═══ EXERCISE INPUTS

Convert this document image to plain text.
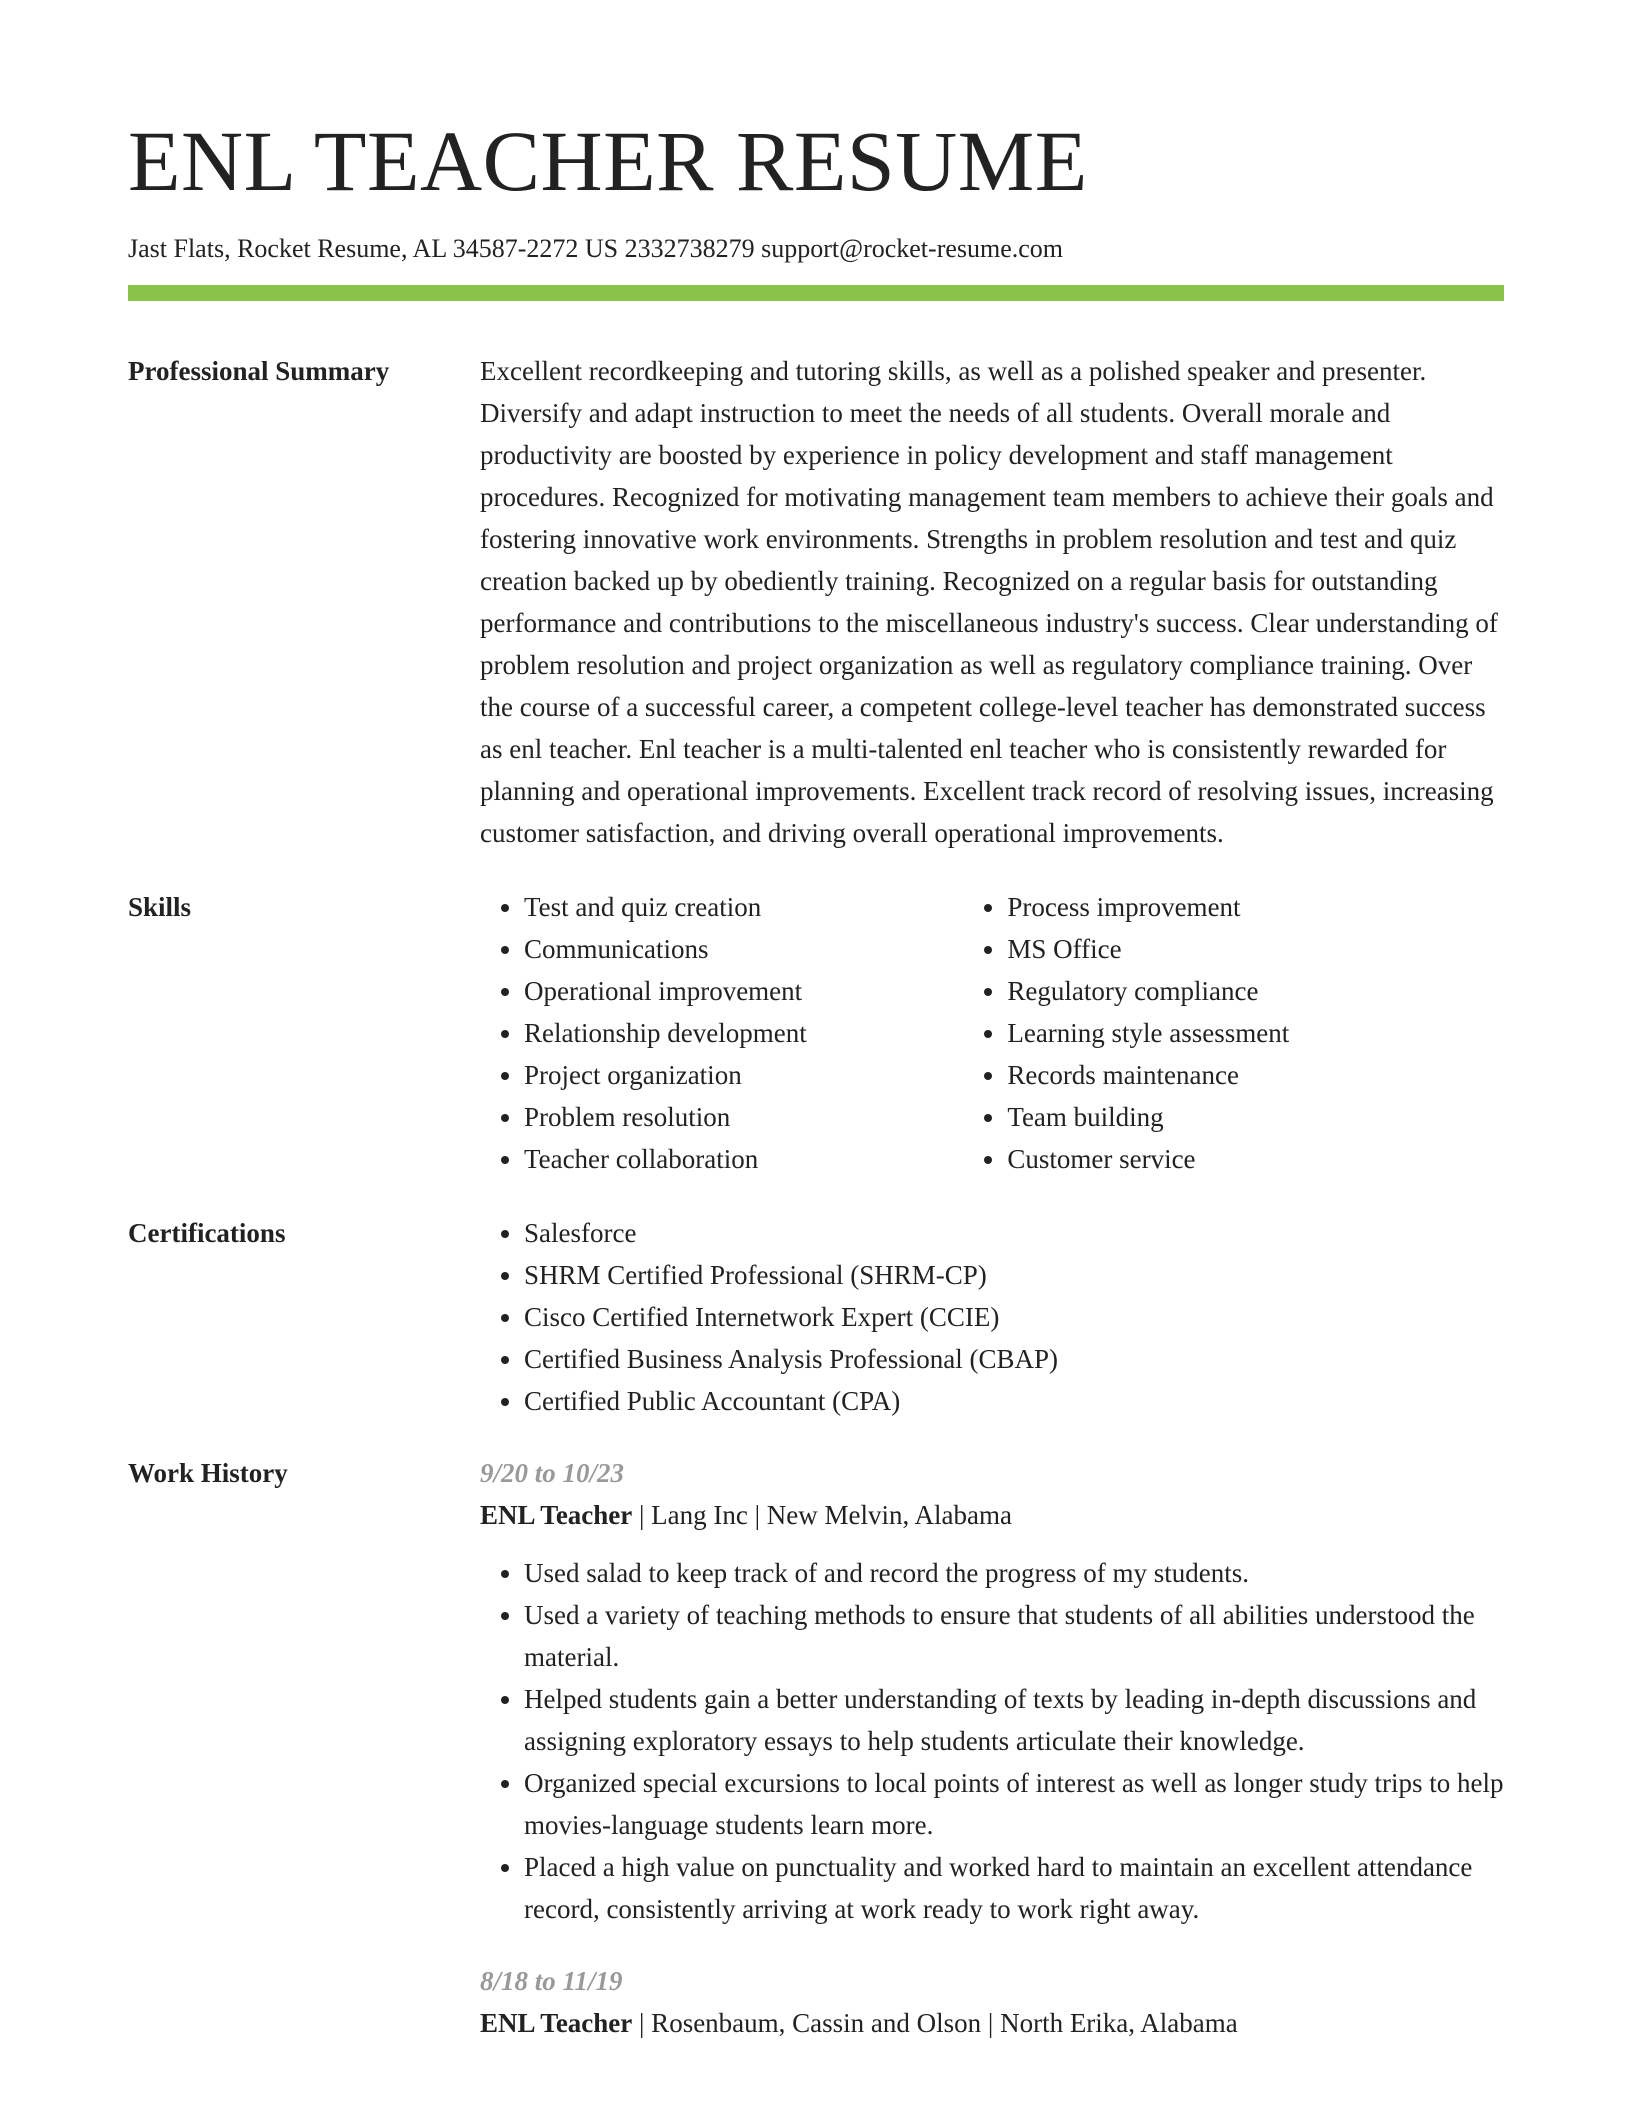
ENL TEACHER RESUME
Jast Flats, Rocket Resume, AL 34587-2272 US 2332738279 support@rocket-resume.com
Professional Summary	Excellent recordkeeping and tutoring skills, as well as a polished speaker and presenter. Diversify and adapt instruction to meet the needs of all students. Overall morale and productivity are boosted by experience in policy development and staff management procedures. Recognized for motivating management team members to achieve their goals and fostering innovative work environments. Strengths in problem resolution and test and quiz creation backed up by obediently training. Recognized on a regular basis for outstanding performance and contributions to the miscellaneous industry's success. Clear understanding of problem resolution and project organization as well as regulatory compliance training. Over the course of a successful career, a competent college-level teacher has demonstrated success as enl teacher. Enl teacher is a multi-talented enl teacher who is consistently rewarded for planning and operational improvements. Excellent track record of resolving issues, increasing customer satisfaction, and driving overall operational improvements.

Skills	• Test and quiz creation
• Communications
• Operational improvement
• Relationship development
• Project organization
• Problem resolution
• Teacher collaboration
• Process improvement
• MS Office
• Regulatory compliance
• Learning style assessment
• Records maintenance
• Team building
• Customer service
Certifications	• Salesforce
• SHRM Certified Professional (SHRM-CP)
• Cisco Certified Internetwork Expert (CCIE)
• Certified Business Analysis Professional (CBAP)
• Certified Public Accountant (CPA)
Work History	9/20 to 10/23
ENL Teacher | Lang Inc | New Melvin, Alabama
• Used salad to keep track of and record the progress of my students.
• Used a variety of teaching methods to ensure that students of all abilities understood the material.
• Helped students gain a better understanding of texts by leading in-depth discussions and assigning exploratory essays to help students articulate their knowledge.
• Organized special excursions to local points of interest as well as longer study trips to help movies-language students learn more.
• Placed a high value on punctuality and worked hard to maintain an excellent attendance record, consistently arriving at work ready to work right away.
8/18 to 11/19
ENL Teacher | Rosenbaum, Cassin and Olson | North Erika, Alabama
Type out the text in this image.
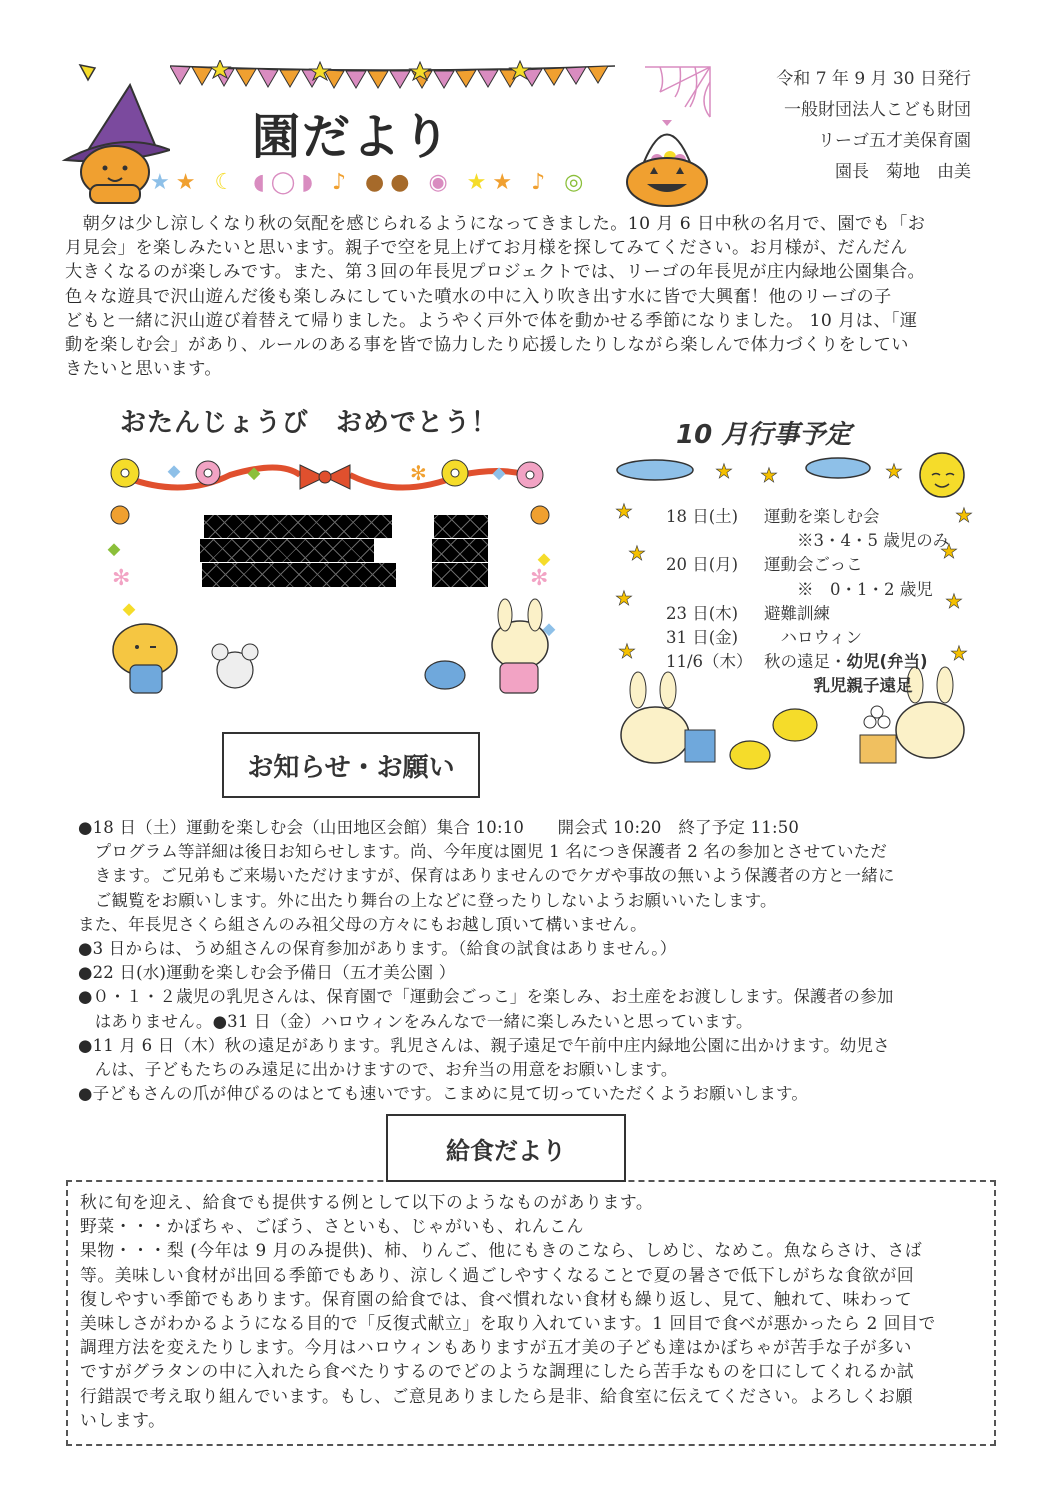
園だより
★★ ☾ ◖◯◗ ♪ ●● ◉ ★★ ♪ ◎
令和 7 年 9 月 30 日発行
一般財団法人こども財団
リーゴ五才美保育園
園長　菊地　由美
　朝夕は少し涼しくなり秋の気配を感じられるようになってきました。10 月 6 日中秋の名月で、園でも「お
月見会」を楽しみたいと思います。親子で空を見上げてお月様を探してみてください。お月様が、だんだん
大きくなるのが楽しみです。また、第３回の年長児プロジェクトでは、リーゴの年長児が庄内緑地公園集合。
色々な遊具で沢山遊んだ後も楽しみにしていた噴水の中に入り吹き出す水に皆で大興奮！他のリーゴの子
どもと一緒に沢山遊び着替えて帰りました。ようやく戸外で体を動かせる季節になりました。 10 月は、「運
動を楽しむ会」があり、ルールのある事を皆で協力したり応援したりしながら楽しんで体力づくりをしてい
きたいと思います。
おたんじょうび　おめでとう！
✻	✻
✻
10 月行事予定
★ ★	★
★	★
★	★
★	★
★	★
18 日(土) 運動を楽しむ会
　　※3・4・5 歳児のみ
20 日(月) 運動会ごっこ
　　※　0・1・2 歳児
23 日(木) 避難訓練
31 日(金)　ハロウィン
11/6（木） 秋の遠足・幼児(弁当)
　　　乳児親子遠足
お知らせ・お願い
●18 日（土）運動を楽しむ会（山田地区会館）集合 10:10　　開会式 10:20　終了予定 11:50
　プログラム等詳細は後日お知らせします。尚、今年度は園児 1 名につき保護者 2 名の参加とさせていただ
　きます。ご兄弟もご来場いただけますが、保育はありませんのでケガや事故の無いよう保護者の方と一緒に
　ご観覧をお願いします。外に出たり舞台の上などに登ったりしないようお願いいたします。
また、年長児さくら組さんのみ祖父母の方々にもお越し頂いて構いません。
●3 日からは、うめ組さんの保育参加があります。（給食の試食はありません。）
●22 日(水)運動を楽しむ会予備日（五才美公園 ）
●０・１・２歳児の乳児さんは、保育園で「運動会ごっこ」を楽しみ、お土産をお渡しします。保護者の参加
　はありません。●31 日（金）ハロウィンをみんなで一緒に楽しみたいと思っています。
●11 月 6 日（木）秋の遠足があります。乳児さんは、親子遠足で午前中庄内緑地公園に出かけます。幼児さ
　んは、子どもたちのみ遠足に出かけますので、お弁当の用意をお願いします。
●子どもさんの爪が伸びるのはとても速いです。こまめに見て切っていただくようお願いします。
給食だより
秋に旬を迎え、給食でも提供する例として以下のようなものがあります。
野菜・・・かぼちゃ、ごぼう、さといも、じゃがいも、れんこん
果物・・・梨 (今年は 9 月のみ提供)、柿、りんご、他にもきのこなら、しめじ、なめこ。魚ならさけ、さば
等。美味しい食材が出回る季節でもあり、涼しく過ごしやすくなることで夏の暑さで低下しがちな食欲が回
復しやすい季節でもあります。保育園の給食では、食べ慣れない食材も繰り返し、見て、触れて、味わって
美味しさがわかるようになる目的で「反復式献立」を取り入れています。1 回目で食べが悪かったら 2 回目で
調理方法を変えたりします。今月はハロウィンもありますが五才美の子ども達はかぼちゃが苦手な子が多い
ですがグラタンの中に入れたら食べたりするのでどのような調理にしたら苦手なものを口にしてくれるか試
行錯誤で考え取り組んでいます。もし、ご意見ありましたら是非、給食室に伝えてください。よろしくお願
いします。
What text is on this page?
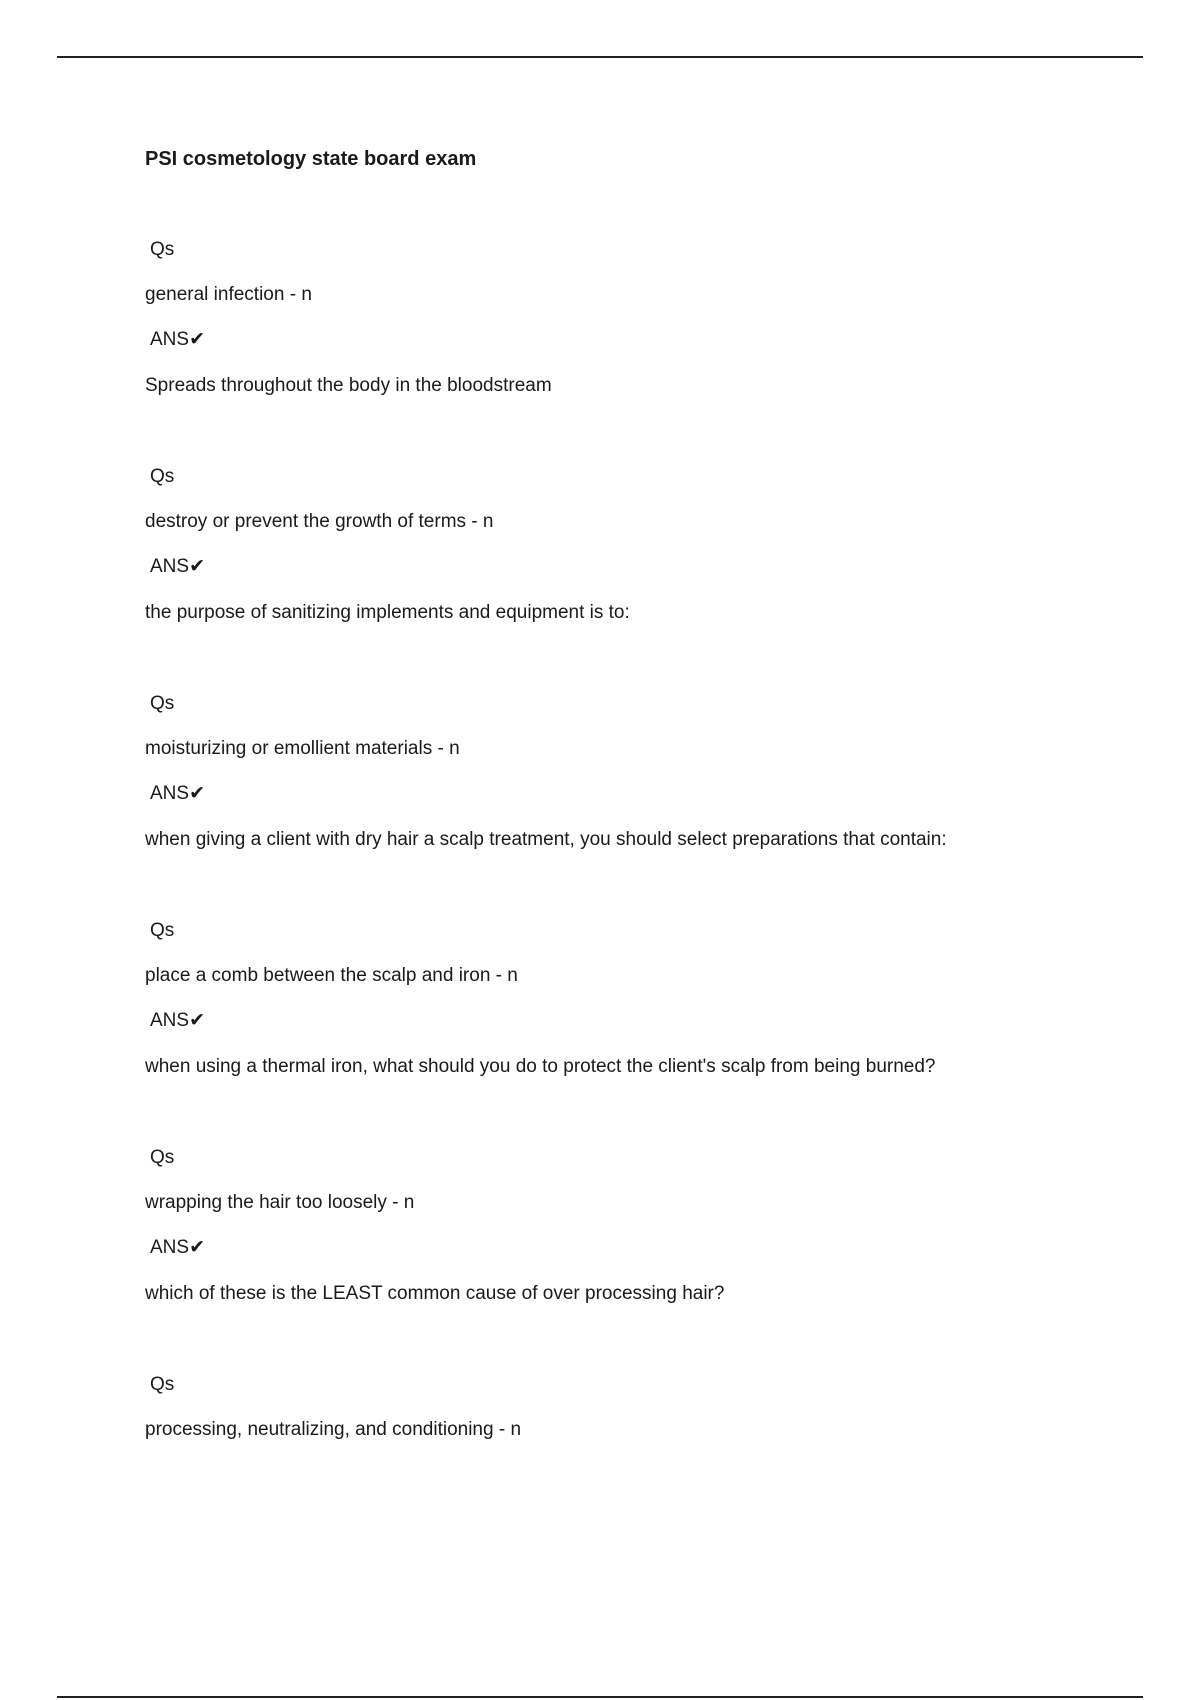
PSI cosmetology state board exam
Qs
general infection - n
ANS✔
Spreads throughout the body in the bloodstream
Qs
destroy or prevent the growth of terms - n
ANS✔
the purpose of sanitizing implements and equipment is to:
Qs
moisturizing or emollient materials - n
ANS✔
when giving a client with dry hair a scalp treatment, you should select preparations that contain:
Qs
place a comb between the scalp and iron - n
ANS✔
when using a thermal iron, what should you do to protect the client's scalp from being burned?
Qs
wrapping the hair too loosely - n
ANS✔
which of these is the LEAST common cause of over processing hair?
Qs
processing, neutralizing, and conditioning - n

══════

### SET PROBLEM
Where a line contains the string "help", extract that line.

### WRITTEN SOLUTION
• Helped students gain a better understanding of texts by leading in-depth discussions and assigning exploratory essays to help students articulate their knowledge.
• Organized special excursions to local points of interest as well as longer study trips to help movies-language students learn more.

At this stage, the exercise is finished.